- _Requirements_:
Reproduce the rows from the one containing "scale-tick-label: 300 [155,337,170,346]" through the one containing "curriculum-level-axis: >5 5", inclusive, with "achieved-signpost" changed to "attained-signpost" and nothing else altered.

- _Data in this exercise_:
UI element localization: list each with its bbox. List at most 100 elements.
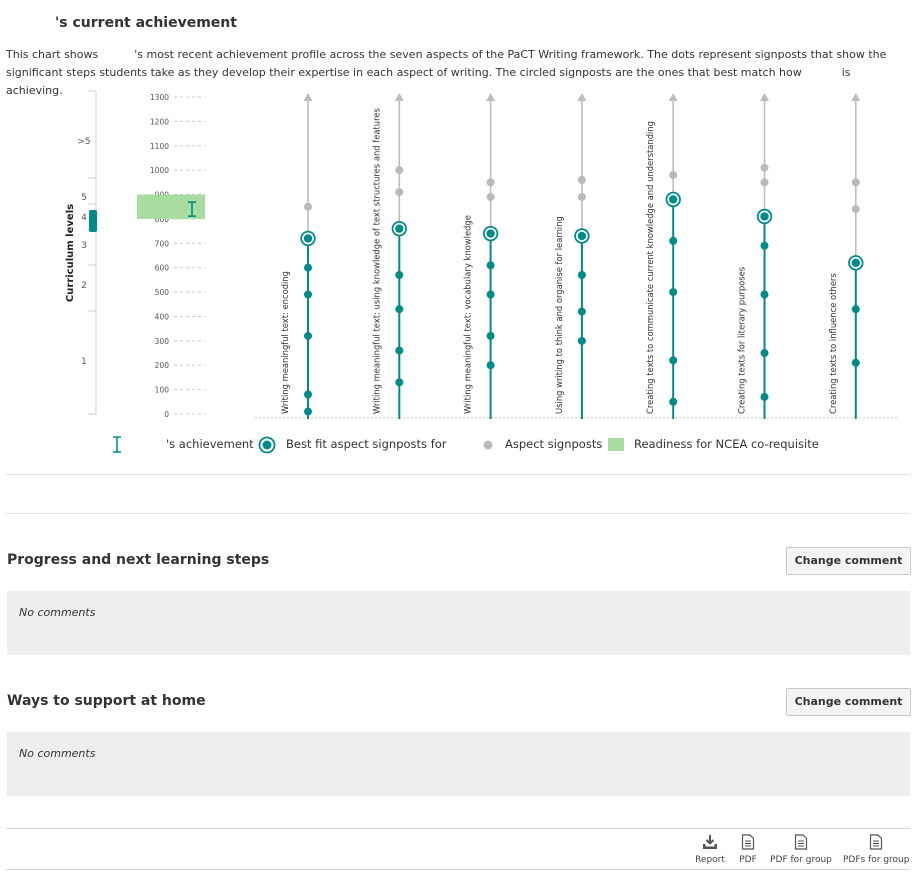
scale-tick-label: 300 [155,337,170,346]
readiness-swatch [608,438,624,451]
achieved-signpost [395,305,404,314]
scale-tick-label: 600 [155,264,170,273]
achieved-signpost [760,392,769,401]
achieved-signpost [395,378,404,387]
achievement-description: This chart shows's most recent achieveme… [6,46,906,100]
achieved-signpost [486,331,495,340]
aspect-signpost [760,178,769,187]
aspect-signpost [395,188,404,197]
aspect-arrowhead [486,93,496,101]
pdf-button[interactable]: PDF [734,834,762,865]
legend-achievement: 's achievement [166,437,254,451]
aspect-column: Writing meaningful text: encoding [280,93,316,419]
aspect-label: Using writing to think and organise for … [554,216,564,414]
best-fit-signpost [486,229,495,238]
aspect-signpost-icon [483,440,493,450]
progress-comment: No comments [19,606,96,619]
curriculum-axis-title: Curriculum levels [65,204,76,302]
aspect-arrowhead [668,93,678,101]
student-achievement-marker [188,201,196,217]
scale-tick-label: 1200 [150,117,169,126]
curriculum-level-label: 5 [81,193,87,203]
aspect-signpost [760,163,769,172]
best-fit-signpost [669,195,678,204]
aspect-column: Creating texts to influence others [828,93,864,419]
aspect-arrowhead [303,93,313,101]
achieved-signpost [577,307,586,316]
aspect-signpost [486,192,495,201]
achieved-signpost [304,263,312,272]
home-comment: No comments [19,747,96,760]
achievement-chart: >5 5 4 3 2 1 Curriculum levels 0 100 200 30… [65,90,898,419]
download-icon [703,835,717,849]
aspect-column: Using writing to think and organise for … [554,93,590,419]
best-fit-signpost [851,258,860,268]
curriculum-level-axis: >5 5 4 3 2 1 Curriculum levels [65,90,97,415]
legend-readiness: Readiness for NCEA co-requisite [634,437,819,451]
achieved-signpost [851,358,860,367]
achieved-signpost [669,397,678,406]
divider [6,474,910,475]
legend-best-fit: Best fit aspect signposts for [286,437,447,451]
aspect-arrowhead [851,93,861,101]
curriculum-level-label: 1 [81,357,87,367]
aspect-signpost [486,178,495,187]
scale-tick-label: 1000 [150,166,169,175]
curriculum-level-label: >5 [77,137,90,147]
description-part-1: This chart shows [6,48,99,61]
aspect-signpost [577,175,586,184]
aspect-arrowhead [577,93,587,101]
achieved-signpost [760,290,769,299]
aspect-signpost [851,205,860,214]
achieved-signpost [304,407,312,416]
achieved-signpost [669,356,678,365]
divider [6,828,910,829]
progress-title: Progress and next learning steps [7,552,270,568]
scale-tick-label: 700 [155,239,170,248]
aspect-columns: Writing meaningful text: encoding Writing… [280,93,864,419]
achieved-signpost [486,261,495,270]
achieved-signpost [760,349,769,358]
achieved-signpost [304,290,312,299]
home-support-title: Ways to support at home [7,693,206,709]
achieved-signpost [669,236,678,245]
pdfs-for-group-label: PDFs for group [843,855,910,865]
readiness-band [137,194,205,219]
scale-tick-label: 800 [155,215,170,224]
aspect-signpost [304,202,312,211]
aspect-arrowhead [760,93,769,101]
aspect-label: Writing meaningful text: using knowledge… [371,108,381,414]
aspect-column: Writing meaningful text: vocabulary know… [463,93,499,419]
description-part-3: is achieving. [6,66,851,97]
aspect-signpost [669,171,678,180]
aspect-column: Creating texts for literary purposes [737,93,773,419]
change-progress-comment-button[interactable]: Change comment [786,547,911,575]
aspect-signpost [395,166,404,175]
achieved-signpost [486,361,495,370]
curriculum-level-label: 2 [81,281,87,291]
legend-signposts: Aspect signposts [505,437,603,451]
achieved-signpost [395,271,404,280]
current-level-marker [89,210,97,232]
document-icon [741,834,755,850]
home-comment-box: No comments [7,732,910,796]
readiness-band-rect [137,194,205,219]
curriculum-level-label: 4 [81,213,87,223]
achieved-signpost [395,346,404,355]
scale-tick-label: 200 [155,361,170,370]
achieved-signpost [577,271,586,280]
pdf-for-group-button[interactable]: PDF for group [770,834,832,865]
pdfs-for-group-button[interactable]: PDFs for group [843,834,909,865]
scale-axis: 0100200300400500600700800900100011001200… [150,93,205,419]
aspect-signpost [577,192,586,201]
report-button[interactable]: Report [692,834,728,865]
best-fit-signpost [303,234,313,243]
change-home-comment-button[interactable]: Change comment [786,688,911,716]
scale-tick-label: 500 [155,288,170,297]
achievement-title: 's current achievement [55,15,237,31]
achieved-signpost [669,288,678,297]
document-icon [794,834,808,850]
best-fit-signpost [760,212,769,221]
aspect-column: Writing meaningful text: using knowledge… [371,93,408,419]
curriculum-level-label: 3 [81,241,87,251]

- _The reply_:
scale-tick-label: 300 [155,337,170,346]
readiness-swatch [608,438,624,451]
attained-signpost [395,305,404,314]
scale-tick-label: 600 [155,264,170,273]
attained-signpost [760,392,769,401]
attained-signpost [395,378,404,387]
achievement-description: This chart shows's most recent achieveme… [6,46,906,100]
attained-signpost [486,331,495,340]
aspect-signpost [760,178,769,187]
aspect-signpost [395,188,404,197]
aspect-arrowhead [486,93,496,101]
pdf-button[interactable]: PDF [734,834,762,865]
legend-achievement: 's achievement [166,437,254,451]
aspect-column: Writing meaningful text: encoding [280,93,316,419]
aspect-label: Using writing to think and organise for … [554,216,564,414]
best-fit-signpost [486,229,495,238]
aspect-signpost-icon [483,440,493,450]
progress-comment: No comments [19,606,96,619]
curriculum-axis-title: Curriculum levels [65,204,76,302]
aspect-arrowhead [668,93,678,101]
student-achievement-marker [188,201,196,217]
scale-tick-label: 1200 [150,117,169,126]
curriculum-level-label: 5 [81,193,87,203]
aspect-signpost [760,163,769,172]
best-fit-signpost [669,195,678,204]
aspect-column: Creating texts to influence others [828,93,864,419]
aspect-arrowhead [303,93,313,101]
attained-signpost [577,307,586,316]
aspect-signpost [486,192,495,201]
attained-signpost [304,263,312,272]
home-comment: No comments [19,747,96,760]
achievement-chart: >5 5 4 3 2 1 Curriculum levels 0 100 200 30… [65,90,898,419]
download-icon [703,835,717,849]
aspect-column: Using writing to think and organise for … [554,93,590,419]
best-fit-signpost [851,258,860,268]
curriculum-level-axis: >5 5 4 3 2 1 Curriculum levels [65,90,97,415]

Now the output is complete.